__Task input__
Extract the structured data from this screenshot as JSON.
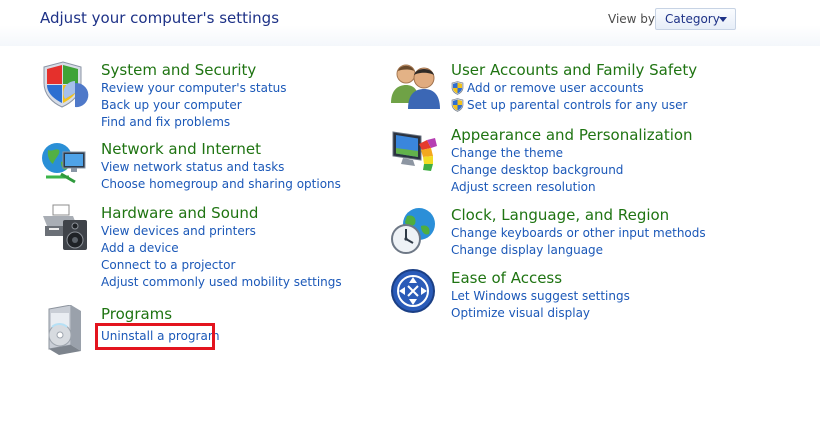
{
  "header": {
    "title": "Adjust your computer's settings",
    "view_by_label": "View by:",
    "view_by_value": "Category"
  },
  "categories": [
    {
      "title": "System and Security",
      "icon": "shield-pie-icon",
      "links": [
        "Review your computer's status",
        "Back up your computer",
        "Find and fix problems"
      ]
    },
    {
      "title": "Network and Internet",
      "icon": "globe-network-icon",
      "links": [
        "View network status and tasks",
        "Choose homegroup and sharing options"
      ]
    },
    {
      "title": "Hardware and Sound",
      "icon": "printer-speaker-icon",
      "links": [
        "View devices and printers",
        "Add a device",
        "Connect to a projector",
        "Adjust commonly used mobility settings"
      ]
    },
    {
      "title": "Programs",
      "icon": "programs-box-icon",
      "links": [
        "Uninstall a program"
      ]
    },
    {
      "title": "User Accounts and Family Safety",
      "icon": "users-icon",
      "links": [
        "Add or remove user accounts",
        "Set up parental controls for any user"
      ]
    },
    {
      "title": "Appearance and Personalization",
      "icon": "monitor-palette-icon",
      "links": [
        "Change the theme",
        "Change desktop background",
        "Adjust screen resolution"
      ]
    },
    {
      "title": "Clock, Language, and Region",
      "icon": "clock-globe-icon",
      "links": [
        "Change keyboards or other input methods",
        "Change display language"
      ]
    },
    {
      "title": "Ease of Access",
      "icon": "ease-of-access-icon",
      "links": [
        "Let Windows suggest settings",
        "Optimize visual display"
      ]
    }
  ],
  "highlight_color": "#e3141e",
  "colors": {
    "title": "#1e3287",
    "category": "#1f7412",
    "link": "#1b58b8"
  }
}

__Problem__
Take every line that includes the string "settings" and copy it.

__Response below__
    "title": "Adjust your computer's settings",
        "Adjust commonly used mobility settings"
        "Let Windows suggest settings",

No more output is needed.